● **Your task**:
Copy out every line in which the string "Steel" occurs.

* start Exercise inputs *

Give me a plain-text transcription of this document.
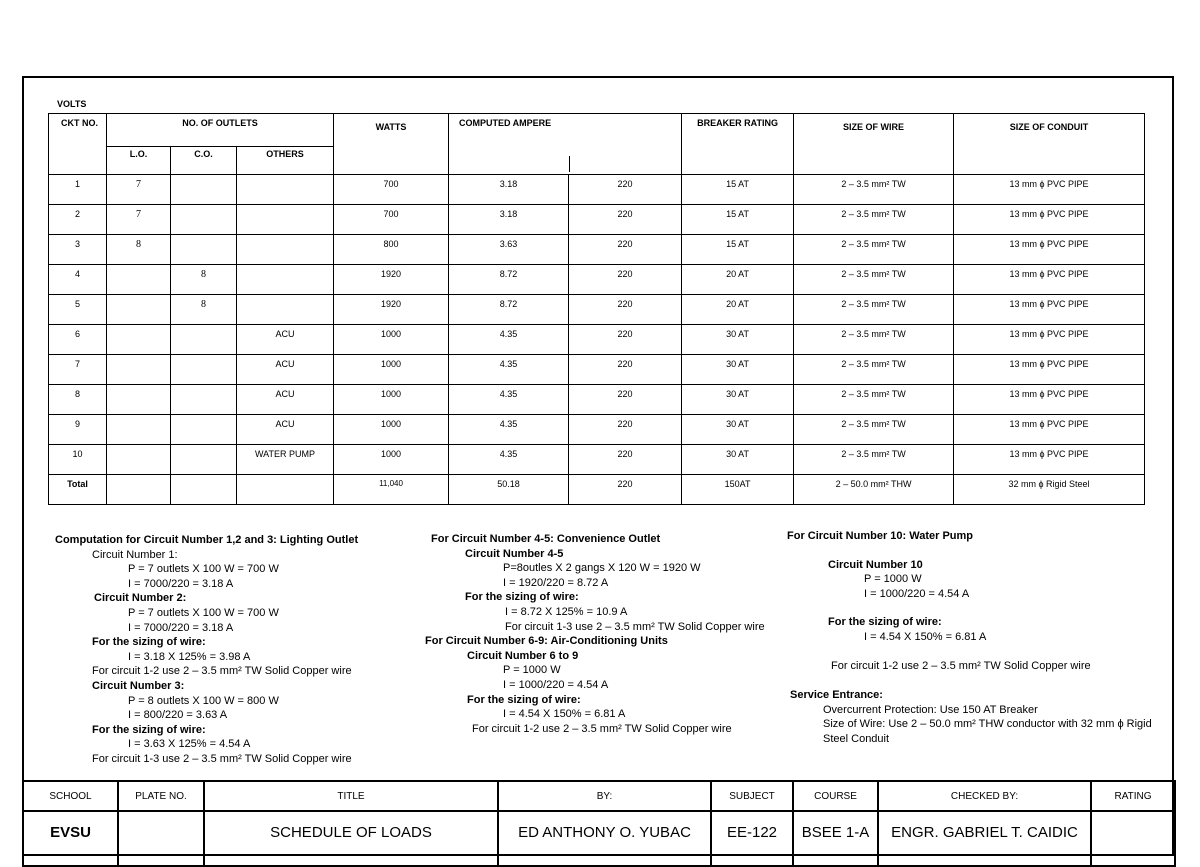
VOLTS
CKT NO.	NO. OF OUTLETS			WATTS	COMPUTED AMPERE		BREAKER RATING	SIZE OF WIRE	SIZE OF CONDUIT
	L.O.	C.O.	OTHERS						
1	7			700	3.18	220	15 AT	2 – 3.5 mm² TW	13 mm ϕ PVC PIPE
2	7			700	3.18	220	15 AT	2 – 3.5 mm² TW	13 mm ϕ PVC PIPE
3	8			800	3.63	220	15 AT	2 – 3.5 mm² TW	13 mm ϕ PVC PIPE
4		8		1920	8.72	220	20 AT	2 – 3.5 mm² TW	13 mm ϕ PVC PIPE
5		8		1920	8.72	220	20 AT	2 – 3.5 mm² TW	13 mm ϕ PVC PIPE
6			ACU	1000	4.35	220	30 AT	2 – 3.5 mm² TW	13 mm ϕ PVC PIPE
7			ACU	1000	4.35	220	30 AT	2 – 3.5 mm² TW	13 mm ϕ PVC PIPE
8			ACU	1000	4.35	220	30 AT	2 – 3.5 mm² TW	13 mm ϕ PVC PIPE
9			ACU	1000	4.35	220	30 AT	2 – 3.5 mm² TW	13 mm ϕ PVC PIPE
10			WATER PUMP	1000	4.35	220	30 AT	2 – 3.5 mm² TW	13 mm ϕ PVC PIPE
Total				11,040	50.18	220	150AT	2 – 50.0 mm² THW	32 mm ϕ Rigid Steel
Computation for Circuit Number 1,2 and 3: Lighting Outlet
Circuit Number 1:
P = 7 outlets X 100 W = 700 W
I = 7000/220 = 3.18 A
Circuit Number 2:
P = 7 outlets X 100 W = 700 W
I = 7000/220 = 3.18 A
For the sizing of wire:
I = 3.18 X 125% = 3.98 A
For circuit 1-2 use 2 – 3.5 mm² TW Solid Copper wire
Circuit Number 3:
P = 8 outlets X 100 W = 800 W
I = 800/220 = 3.63 A
For the sizing of wire:
I = 3.63 X 125% = 4.54 A
For circuit 1-3 use 2 – 3.5 mm² TW Solid Copper wire
For Circuit Number 4-5: Convenience Outlet
Circuit Number 4-5
P=8outles X 2 gangs X 120 W = 1920 W
I = 1920/220 = 8.72 A
For the sizing of wire:
I = 8.72 X 125% = 10.9 A
For circuit 1-3 use 2 – 3.5 mm² TW Solid Copper wire
For Circuit Number 6-9: Air-Conditioning Units
Circuit Number 6 to 9
P = 1000 W
I = 1000/220 = 4.54 A
For the sizing of wire:
I = 4.54 X 150% = 6.81 A
For circuit 1-2 use 2 – 3.5 mm² TW Solid Copper wire
For Circuit Number 10: Water Pump
Circuit Number 10
P = 1000 W
I = 1000/220 = 4.54 A
For the sizing of wire:
I = 4.54 X 150% = 6.81 A
For circuit 1-2 use 2 – 3.5 mm² TW Solid Copper wire
Service Entrance:
Overcurrent Protection: Use 150 AT Breaker
Size of Wire: Use 2 – 50.0 mm² THW conductor with 32 mm ϕ Rigid
Steel Conduit
SCHOOL	PLATE NO.	TITLE	BY:	SUBJECT	COURSE	CHECKED BY:	RATING
EVSU		SCHEDULE OF LOADS	ED ANTHONY O. YUBAC	EE-122	BSEE 1-A	ENGR. GABRIEL T. CAIDIC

* end Exercise inputs *

● **Complete output**:
Total				11,040	50.18	220	150AT	2 – 50.0 mm² THW	32 mm ϕ Rigid Steel
Steel Conduit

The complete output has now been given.